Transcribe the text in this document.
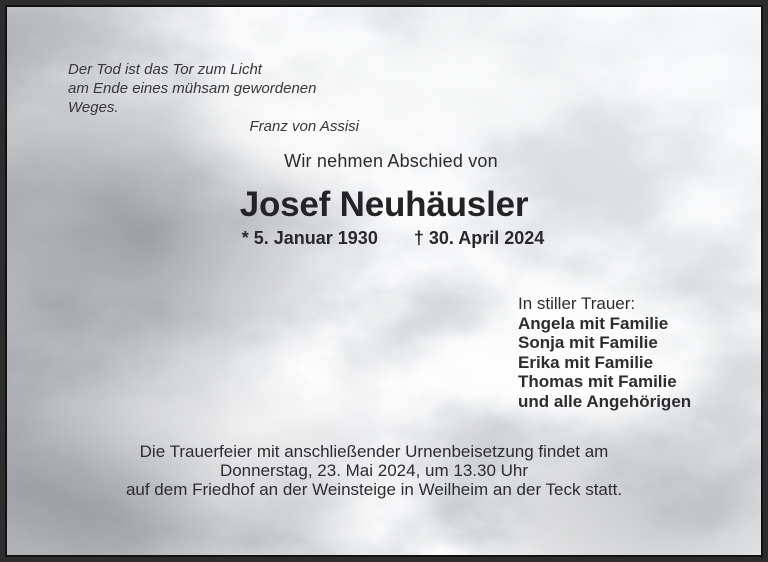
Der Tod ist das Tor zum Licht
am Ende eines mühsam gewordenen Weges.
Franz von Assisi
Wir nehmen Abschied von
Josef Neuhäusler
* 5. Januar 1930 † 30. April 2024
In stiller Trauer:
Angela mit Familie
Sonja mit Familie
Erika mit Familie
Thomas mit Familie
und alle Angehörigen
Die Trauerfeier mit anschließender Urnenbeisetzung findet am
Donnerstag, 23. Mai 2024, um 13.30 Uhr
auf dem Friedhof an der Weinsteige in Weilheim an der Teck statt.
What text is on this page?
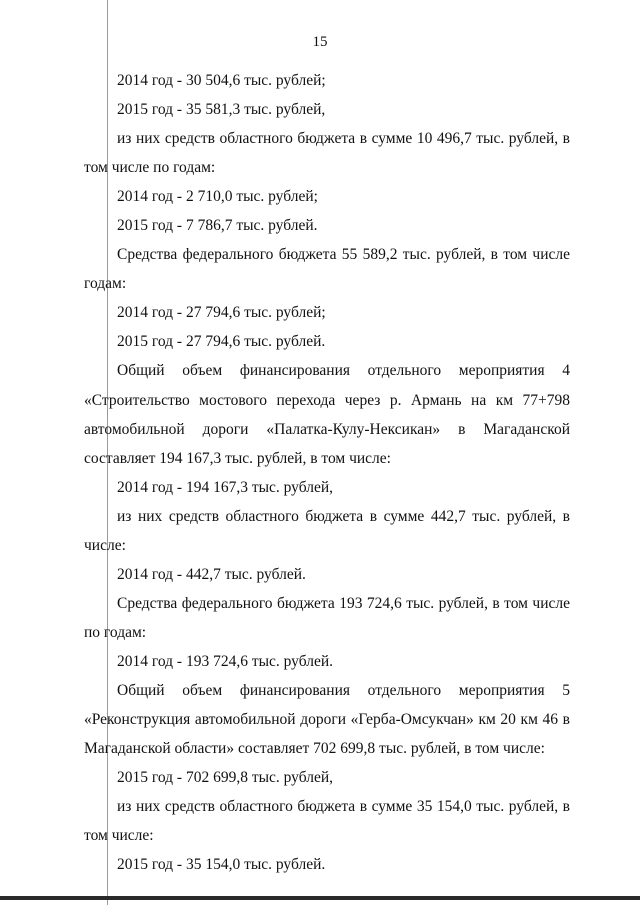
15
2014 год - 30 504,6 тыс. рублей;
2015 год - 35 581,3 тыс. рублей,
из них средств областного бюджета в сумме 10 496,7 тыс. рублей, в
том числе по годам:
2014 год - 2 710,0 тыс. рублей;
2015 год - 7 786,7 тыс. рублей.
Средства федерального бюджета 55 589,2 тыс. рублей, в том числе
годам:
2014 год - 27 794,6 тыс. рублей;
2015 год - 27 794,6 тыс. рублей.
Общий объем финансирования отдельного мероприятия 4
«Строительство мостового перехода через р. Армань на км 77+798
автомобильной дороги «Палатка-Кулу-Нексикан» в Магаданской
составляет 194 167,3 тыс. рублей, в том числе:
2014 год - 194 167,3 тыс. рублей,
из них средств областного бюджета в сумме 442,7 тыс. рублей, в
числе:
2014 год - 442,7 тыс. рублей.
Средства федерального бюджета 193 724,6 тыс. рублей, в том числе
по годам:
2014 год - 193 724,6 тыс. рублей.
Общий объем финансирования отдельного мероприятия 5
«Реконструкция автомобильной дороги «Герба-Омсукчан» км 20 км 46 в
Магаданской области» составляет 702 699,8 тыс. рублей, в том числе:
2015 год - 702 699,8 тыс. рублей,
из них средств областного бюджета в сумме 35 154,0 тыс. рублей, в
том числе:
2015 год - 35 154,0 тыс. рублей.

...

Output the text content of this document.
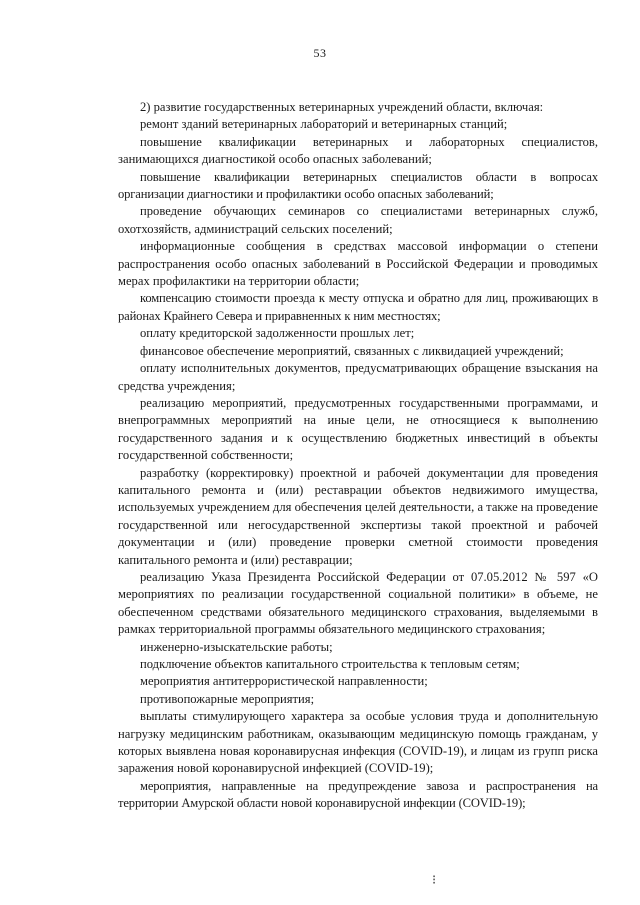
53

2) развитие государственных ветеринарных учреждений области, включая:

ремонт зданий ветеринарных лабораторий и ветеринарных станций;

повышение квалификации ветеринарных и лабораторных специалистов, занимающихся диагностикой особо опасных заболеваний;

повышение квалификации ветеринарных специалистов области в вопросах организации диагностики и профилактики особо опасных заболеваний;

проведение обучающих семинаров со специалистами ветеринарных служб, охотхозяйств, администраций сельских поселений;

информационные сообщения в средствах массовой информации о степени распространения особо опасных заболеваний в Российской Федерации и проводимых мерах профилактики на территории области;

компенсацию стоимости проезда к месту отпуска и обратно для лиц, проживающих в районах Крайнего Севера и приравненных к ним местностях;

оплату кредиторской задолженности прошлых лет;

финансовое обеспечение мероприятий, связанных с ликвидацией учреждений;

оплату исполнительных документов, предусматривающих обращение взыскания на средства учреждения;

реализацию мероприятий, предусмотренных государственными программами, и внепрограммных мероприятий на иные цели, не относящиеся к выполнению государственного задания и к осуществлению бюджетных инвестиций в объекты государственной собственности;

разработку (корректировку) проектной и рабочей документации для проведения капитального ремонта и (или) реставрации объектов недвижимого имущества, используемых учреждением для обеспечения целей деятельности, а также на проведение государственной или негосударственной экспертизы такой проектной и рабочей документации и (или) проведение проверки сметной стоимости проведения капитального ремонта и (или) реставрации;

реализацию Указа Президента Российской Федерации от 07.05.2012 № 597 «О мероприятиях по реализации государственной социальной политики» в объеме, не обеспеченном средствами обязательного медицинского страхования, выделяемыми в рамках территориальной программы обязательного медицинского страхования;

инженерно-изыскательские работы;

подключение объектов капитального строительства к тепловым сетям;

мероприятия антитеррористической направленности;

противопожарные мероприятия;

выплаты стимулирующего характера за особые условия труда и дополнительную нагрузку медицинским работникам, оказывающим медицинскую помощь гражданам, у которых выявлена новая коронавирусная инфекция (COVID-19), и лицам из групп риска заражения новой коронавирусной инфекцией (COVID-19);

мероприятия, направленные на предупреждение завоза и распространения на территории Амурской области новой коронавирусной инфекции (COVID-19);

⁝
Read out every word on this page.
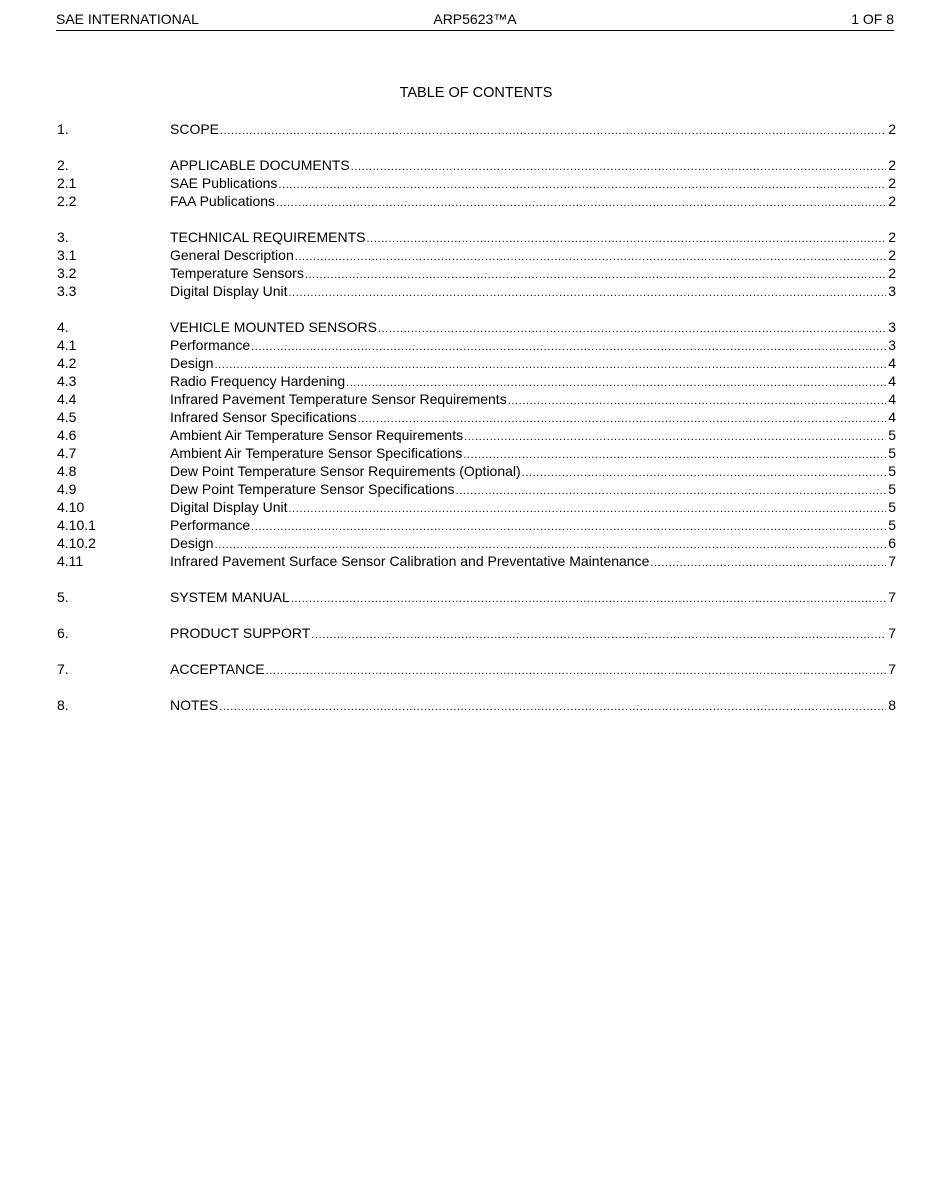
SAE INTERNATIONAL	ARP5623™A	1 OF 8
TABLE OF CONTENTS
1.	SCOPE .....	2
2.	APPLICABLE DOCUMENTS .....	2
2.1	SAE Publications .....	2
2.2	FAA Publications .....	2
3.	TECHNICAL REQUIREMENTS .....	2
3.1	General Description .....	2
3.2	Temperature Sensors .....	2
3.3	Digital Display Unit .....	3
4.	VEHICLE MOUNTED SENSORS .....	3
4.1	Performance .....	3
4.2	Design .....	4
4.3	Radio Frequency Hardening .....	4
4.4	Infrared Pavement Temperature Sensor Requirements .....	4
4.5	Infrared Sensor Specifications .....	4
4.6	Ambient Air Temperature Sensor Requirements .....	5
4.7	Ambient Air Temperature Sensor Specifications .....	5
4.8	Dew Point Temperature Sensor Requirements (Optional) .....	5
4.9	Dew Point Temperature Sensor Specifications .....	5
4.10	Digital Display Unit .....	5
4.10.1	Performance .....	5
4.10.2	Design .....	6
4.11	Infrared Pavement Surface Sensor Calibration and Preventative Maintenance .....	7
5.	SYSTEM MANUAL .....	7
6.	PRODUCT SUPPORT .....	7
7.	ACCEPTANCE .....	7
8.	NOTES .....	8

Task to carry out
In the listing, find each line with the string "Unit" and copy it.

Full solution
3.3	Digital Display Unit .....	3
4.10	Digital Display Unit .....	5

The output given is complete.